What is required:
Would you copy out the whole listing exactly as given?

[Stored entries]

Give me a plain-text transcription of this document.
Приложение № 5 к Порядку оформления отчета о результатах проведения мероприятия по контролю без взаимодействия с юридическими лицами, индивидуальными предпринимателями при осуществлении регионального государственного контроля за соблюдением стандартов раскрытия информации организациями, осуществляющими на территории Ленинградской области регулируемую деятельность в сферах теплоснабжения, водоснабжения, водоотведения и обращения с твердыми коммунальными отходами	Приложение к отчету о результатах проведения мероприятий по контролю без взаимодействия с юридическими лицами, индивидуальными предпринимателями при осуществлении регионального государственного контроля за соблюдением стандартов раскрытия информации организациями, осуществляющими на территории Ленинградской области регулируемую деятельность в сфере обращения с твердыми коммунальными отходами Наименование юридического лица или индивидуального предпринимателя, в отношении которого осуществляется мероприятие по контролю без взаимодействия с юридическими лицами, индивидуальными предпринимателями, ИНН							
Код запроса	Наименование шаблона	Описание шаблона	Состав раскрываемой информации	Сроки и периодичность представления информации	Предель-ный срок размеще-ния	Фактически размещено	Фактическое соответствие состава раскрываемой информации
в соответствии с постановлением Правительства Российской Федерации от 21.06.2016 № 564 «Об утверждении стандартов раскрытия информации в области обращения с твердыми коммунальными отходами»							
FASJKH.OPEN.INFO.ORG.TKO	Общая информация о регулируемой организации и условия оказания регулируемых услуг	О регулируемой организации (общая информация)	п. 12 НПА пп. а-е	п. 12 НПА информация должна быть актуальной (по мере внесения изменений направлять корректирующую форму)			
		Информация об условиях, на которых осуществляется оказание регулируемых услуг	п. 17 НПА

Solved exercise:
Give me a plain-text transcription of this document.
Приложение № 5 к Порядку оформления отчета о результатах проведения мероприятия по контролю без взаимодействия с юридическими лицами, индивидуальными предпринимателями при осуществлении регионального государственного контроля за соблюдением стандартов раскрытия информации организациями, осуществляющими на территории Ленинградской области регулируемую деятельность в сферах теплоснабжения, водоснабжения, водоотведения и обращения с твердыми коммунальными отходами	Приложение к отчету о результатах проведения мероприятий по контролю без взаимодействия с юридическими лицами, индивидуальными предпринимателями при осуществлении регионального государственного контроля за соблюдением стандартов раскрытия информации организациями, осуществляющими на территории Ленинградской области регулируемую деятельность в сфере обращения с твердыми коммунальными отходами Наименование юридического лица или индивидуального предпринимателя, в отношении которого осуществляется мероприятие по контролю без взаимодействия с юридическими лицами, индивидуальными предпринимателями, ИНН							
Код запроса	Наименование шаблона	Описание шаблона	Состав раскрываемой информации	Сроки и периодичность представления информации	Предель-ный срок размеще-ния	Фактически размещено	Фактическое соответствие состава раскрываемой информации
в соответствии с постановлением Правительства Российской Федерации от 21.06.2016 № 564 «Об утверждении стандартов раскрытия информации в области обращения с твердыми коммунальными отходами»							
FASJKH.OPEN.INFO.ORG.TKO	Общая информация о регулируемой организации и условия оказания регулируемых услуг	О регулируемой организации (общая информация)	п. 12 НПА пп. а-е	п. 12 НПА информация должна быть актуальной (по мере внесения изменений направлять корректирующую форму)			
		Информация об условиях, на которых осуществляется оказание регулируемых услуг	п. 17 НПА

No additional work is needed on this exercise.